Write each line out again exactly as written.
━━━ Data for this exercise
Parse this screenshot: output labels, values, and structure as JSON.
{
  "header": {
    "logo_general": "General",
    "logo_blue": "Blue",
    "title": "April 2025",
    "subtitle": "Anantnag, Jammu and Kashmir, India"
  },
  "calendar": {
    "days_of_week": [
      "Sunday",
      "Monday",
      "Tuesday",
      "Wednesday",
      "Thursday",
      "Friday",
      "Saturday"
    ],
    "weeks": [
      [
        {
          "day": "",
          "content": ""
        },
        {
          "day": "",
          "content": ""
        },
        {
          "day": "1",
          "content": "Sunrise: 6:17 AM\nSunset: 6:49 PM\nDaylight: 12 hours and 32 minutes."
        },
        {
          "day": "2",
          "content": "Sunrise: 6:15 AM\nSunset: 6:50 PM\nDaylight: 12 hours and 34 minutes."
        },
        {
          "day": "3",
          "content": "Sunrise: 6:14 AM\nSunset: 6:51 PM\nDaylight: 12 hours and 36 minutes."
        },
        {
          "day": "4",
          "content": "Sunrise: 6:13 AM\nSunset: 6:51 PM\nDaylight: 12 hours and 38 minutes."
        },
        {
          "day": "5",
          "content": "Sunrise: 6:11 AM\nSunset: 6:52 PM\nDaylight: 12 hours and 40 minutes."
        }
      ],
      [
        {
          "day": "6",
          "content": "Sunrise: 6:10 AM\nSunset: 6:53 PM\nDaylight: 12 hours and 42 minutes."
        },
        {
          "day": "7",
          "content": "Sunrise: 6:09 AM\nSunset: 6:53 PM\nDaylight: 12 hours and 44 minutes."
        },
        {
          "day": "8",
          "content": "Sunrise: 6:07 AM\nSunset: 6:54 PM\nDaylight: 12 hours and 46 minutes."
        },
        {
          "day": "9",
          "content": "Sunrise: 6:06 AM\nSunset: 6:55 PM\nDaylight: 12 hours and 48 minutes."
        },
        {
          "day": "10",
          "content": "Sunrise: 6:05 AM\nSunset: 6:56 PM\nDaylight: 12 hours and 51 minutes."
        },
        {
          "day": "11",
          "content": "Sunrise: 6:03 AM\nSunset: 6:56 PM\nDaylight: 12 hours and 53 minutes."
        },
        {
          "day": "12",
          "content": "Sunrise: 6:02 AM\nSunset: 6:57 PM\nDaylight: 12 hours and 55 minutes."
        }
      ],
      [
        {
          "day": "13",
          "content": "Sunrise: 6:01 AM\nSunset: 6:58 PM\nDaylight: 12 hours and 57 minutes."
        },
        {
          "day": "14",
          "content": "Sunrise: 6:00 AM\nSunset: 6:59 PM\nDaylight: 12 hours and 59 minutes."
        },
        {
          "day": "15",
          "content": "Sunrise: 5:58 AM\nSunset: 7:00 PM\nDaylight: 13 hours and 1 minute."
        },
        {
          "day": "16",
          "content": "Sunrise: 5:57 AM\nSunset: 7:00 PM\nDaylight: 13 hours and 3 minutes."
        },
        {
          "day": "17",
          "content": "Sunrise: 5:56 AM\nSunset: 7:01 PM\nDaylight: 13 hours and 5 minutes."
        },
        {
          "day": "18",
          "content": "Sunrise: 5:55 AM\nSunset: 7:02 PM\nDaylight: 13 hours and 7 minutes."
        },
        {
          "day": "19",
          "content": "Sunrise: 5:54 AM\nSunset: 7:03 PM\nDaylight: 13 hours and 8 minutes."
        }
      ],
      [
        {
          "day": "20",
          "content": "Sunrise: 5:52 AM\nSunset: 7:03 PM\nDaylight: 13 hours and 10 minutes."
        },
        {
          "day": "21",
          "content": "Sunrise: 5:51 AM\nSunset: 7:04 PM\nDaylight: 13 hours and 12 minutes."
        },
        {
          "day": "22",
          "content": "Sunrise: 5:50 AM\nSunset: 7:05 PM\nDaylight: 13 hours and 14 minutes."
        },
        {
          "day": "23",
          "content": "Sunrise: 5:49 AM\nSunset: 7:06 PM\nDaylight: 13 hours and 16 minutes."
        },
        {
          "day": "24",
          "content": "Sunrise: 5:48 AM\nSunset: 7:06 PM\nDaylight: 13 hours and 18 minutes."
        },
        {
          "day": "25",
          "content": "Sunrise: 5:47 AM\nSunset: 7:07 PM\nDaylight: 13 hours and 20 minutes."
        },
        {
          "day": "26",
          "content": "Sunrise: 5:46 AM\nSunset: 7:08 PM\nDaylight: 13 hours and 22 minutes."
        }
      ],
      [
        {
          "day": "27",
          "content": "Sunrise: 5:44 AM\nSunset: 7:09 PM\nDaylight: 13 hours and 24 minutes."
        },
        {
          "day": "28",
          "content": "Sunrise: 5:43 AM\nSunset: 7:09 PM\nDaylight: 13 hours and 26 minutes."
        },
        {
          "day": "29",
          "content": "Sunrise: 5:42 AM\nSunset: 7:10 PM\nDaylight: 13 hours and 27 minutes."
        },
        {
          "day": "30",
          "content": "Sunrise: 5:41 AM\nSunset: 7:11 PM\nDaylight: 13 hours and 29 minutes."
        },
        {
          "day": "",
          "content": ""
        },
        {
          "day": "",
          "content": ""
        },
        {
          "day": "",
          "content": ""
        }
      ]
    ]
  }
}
━━━━━━
In response ::
Parse this screenshot: output labels, values, and structure as JSON.
{
  "header": {
    "logo_general": "General",
    "logo_blue": "Blue",
    "title": "April 2025",
    "subtitle": "Anantnag, Jammu and Kashmir, India"
  },
  "calendar": {
    "days_of_week": [
      "Sunday",
      "Monday",
      "Tuesday",
      "Wednesday",
      "Thursday",
      "Friday",
      "Saturday"
    ],
    "weeks": [
      [
        {
          "day": "",
          "content": ""
        },
        {
          "day": "",
          "content": ""
        },
        {
          "day": "1",
          "content": "Sunrise: 6:17 AM\nSunset: 6:49 PM\nDaylight: 12 hours and 32 minutes."
        },
        {
          "day": "2",
          "content": "Sunrise: 6:15 AM\nSunset: 6:50 PM\nDaylight: 12 hours and 34 minutes."
        },
        {
          "day": "3",
          "content": "Sunrise: 6:14 AM\nSunset: 6:51 PM\nDaylight: 12 hours and 36 minutes."
        },
        {
          "day": "4",
          "content": "Sunrise: 6:13 AM\nSunset: 6:51 PM\nDaylight: 12 hours and 38 minutes."
        },
        {
          "day": "5",
          "content": "Sunrise: 6:11 AM\nSunset: 6:52 PM\nDaylight: 12 hours and 40 minutes."
        }
      ],
      [
        {
          "day": "6",
          "content": "Sunrise: 6:10 AM\nSunset: 6:53 PM\nDaylight: 12 hours and 42 minutes."
        },
        {
          "day": "7",
          "content": "Sunrise: 6:09 AM\nSunset: 6:53 PM\nDaylight: 12 hours and 44 minutes."
        },
        {
          "day": "8",
          "content": "Sunrise: 6:07 AM\nSunset: 6:54 PM\nDaylight: 12 hours and 46 minutes."
        },
        {
          "day": "9",
          "content": "Sunrise: 6:06 AM\nSunset: 6:55 PM\nDaylight: 12 hours and 48 minutes."
        },
        {
          "day": "10",
          "content": "Sunrise: 6:05 AM\nSunset: 6:56 PM\nDaylight: 12 hours and 51 minutes."
        },
        {
          "day": "11",
          "content": "Sunrise: 6:03 AM\nSunset: 6:56 PM\nDaylight: 12 hours and 53 minutes."
        },
        {
          "day": "12",
          "content": "Sunrise: 6:02 AM\nSunset: 6:57 PM\nDaylight: 12 hours and 55 minutes."
        }
      ],
      [
        {
          "day": "13",
          "content": "Sunrise: 6:01 AM\nSunset: 6:58 PM\nDaylight: 12 hours and 57 minutes."
        },
        {
          "day": "14",
          "content": "Sunrise: 6:00 AM\nSunset: 6:59 PM\nDaylight: 12 hours and 59 minutes."
        },
        {
          "day": "15",
          "content": "Sunrise: 5:58 AM\nSunset: 7:00 PM\nDaylight: 13 hours and 1 minute."
        },
        {
          "day": "16",
          "content": "Sunrise: 5:57 AM\nSunset: 7:00 PM\nDaylight: 13 hours and 3 minutes."
        },
        {
          "day": "17",
          "content": "Sunrise: 5:56 AM\nSunset: 7:01 PM\nDaylight: 13 hours and 5 minutes."
        },
        {
          "day": "18",
          "content": "Sunrise: 5:55 AM\nSunset: 7:02 PM\nDaylight: 13 hours and 7 minutes."
        },
        {
          "day": "19",
          "content": "Sunrise: 5:54 AM\nSunset: 7:03 PM\nDaylight: 13 hours and 8 minutes."
        }
      ],
      [
        {
          "day": "20",
          "content": "Sunrise: 5:52 AM\nSunset: 7:03 PM\nDaylight: 13 hours and 10 minutes."
        },
        {
          "day": "21",
          "content": "Sunrise: 5:51 AM\nSunset: 7:04 PM\nDaylight: 13 hours and 12 minutes."
        },
        {
          "day": "22",
          "content": "Sunrise: 5:50 AM\nSunset: 7:05 PM\nDaylight: 13 hours and 14 minutes."
        },
        {
          "day": "23",
          "content": "Sunrise: 5:49 AM\nSunset: 7:06 PM\nDaylight: 13 hours and 16 minutes."
        },
        {
          "day": "24",
          "content": "Sunrise: 5:48 AM\nSunset: 7:06 PM\nDaylight: 13 hours and 18 minutes."
        },
        {
          "day": "25",
          "content": "Sunrise: 5:47 AM\nSunset: 7:07 PM\nDaylight: 13 hours and 20 minutes."
        },
        {
          "day": "26",
          "content": "Sunrise: 5:46 AM\nSunset: 7:08 PM\nDaylight: 13 hours and 22 minutes."
        }
      ],
      [
        {
          "day": "27",
          "content": "Sunrise: 5:44 AM\nSunset: 7:09 PM\nDaylight: 13 hours and 24 minutes."
        },
        {
          "day": "28",
          "content": "Sunrise: 5:43 AM\nSunset: 7:09 PM\nDaylight: 13 hours and 26 minutes."
        },
        {
          "day": "29",
          "content": "Sunrise: 5:42 AM\nSunset: 7:10 PM\nDaylight: 13 hours and 27 minutes."
        },
        {
          "day": "30",
          "content": "Sunrise: 5:41 AM\nSunset: 7:11 PM\nDaylight: 13 hours and 29 minutes."
        },
        {
          "day": "",
          "content": ""
        },
        {
          "day": "",
          "content": ""
        },
        {
          "day": "",
          "content": ""
        }
      ]
    ]
  }
}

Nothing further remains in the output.